Of the lines in the records that follow, how many include the word "SRMTID"? Answer with a bare number.

[begin DATA FOR THIS EXERCISE]

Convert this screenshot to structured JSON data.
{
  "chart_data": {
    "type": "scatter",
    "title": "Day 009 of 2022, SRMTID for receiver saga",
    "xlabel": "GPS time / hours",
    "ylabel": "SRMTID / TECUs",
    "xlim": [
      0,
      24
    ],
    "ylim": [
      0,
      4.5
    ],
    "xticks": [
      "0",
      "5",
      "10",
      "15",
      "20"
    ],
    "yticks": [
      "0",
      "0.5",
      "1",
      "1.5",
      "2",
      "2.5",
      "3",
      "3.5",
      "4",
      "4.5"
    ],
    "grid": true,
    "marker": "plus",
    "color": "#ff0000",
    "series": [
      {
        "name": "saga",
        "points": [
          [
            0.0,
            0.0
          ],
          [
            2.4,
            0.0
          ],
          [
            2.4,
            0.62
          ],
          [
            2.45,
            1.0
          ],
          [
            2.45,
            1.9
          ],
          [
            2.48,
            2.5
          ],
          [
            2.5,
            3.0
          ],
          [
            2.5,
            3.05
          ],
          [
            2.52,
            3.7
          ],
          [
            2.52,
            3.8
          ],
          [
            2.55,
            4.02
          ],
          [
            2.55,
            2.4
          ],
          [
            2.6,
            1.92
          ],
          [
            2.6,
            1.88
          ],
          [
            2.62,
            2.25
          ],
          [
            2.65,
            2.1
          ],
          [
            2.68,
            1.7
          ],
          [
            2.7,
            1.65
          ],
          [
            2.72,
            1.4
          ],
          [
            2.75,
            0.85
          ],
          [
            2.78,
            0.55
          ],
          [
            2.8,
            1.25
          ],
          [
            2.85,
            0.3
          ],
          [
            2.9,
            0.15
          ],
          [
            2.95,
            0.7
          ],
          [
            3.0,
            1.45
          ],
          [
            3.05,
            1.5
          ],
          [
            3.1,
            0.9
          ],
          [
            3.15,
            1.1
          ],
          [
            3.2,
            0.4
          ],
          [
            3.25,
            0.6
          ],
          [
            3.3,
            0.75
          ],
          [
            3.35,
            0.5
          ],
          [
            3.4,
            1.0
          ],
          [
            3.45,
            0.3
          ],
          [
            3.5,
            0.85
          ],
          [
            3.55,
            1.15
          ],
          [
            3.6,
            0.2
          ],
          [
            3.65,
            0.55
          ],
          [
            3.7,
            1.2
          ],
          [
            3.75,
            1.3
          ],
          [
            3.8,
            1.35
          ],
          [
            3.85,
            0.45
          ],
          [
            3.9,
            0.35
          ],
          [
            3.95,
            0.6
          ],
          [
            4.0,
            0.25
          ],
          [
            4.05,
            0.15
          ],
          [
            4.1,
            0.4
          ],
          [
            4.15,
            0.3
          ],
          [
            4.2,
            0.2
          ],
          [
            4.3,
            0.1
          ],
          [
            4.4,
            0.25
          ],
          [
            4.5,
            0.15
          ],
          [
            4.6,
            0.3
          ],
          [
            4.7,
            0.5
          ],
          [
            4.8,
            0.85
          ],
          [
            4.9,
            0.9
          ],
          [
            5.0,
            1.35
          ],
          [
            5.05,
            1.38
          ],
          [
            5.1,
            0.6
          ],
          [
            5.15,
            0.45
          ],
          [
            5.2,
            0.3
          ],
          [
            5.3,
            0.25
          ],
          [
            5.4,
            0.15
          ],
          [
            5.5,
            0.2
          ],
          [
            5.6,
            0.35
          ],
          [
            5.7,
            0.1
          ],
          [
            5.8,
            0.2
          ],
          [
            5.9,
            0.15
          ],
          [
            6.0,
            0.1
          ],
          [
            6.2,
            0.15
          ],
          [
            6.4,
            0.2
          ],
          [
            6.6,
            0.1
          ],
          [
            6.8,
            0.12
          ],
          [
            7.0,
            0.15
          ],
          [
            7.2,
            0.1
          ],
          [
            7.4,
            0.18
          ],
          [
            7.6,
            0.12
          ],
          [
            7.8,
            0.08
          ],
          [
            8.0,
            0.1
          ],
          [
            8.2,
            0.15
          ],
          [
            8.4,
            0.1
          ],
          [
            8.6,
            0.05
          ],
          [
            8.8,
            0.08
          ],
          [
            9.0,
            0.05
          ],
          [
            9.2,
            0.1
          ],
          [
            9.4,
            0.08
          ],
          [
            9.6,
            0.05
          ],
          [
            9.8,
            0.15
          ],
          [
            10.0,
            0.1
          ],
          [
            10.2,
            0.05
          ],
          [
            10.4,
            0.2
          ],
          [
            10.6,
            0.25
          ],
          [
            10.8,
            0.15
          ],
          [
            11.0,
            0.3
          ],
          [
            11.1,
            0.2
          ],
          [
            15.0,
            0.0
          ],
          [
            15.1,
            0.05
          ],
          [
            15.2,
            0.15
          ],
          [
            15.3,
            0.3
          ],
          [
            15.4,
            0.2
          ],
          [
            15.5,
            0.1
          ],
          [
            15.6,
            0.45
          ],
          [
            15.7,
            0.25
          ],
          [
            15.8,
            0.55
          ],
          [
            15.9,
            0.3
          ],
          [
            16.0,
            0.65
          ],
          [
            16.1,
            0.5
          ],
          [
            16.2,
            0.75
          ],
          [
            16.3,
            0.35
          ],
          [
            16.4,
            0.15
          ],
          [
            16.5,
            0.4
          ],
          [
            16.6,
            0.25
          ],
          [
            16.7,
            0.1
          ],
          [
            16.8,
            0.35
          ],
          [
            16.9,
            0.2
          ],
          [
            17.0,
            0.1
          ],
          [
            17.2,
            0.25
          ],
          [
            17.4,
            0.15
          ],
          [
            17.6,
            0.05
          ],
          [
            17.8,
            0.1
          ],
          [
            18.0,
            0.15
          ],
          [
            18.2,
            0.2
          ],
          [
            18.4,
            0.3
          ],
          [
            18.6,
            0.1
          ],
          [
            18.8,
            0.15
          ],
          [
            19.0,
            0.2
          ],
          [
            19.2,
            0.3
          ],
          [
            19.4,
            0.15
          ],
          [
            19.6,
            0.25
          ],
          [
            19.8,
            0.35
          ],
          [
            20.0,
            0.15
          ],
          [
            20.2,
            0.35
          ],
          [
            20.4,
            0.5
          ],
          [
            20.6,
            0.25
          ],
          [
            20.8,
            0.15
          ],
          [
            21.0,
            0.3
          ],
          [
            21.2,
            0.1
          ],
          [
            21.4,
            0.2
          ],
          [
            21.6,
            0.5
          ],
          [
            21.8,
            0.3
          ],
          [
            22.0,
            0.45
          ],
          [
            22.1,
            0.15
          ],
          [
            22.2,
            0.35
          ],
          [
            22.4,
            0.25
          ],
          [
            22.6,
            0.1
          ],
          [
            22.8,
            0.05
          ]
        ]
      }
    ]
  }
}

[end DATA FOR THIS EXERCISE]

## WRITTEN SOLUTION
2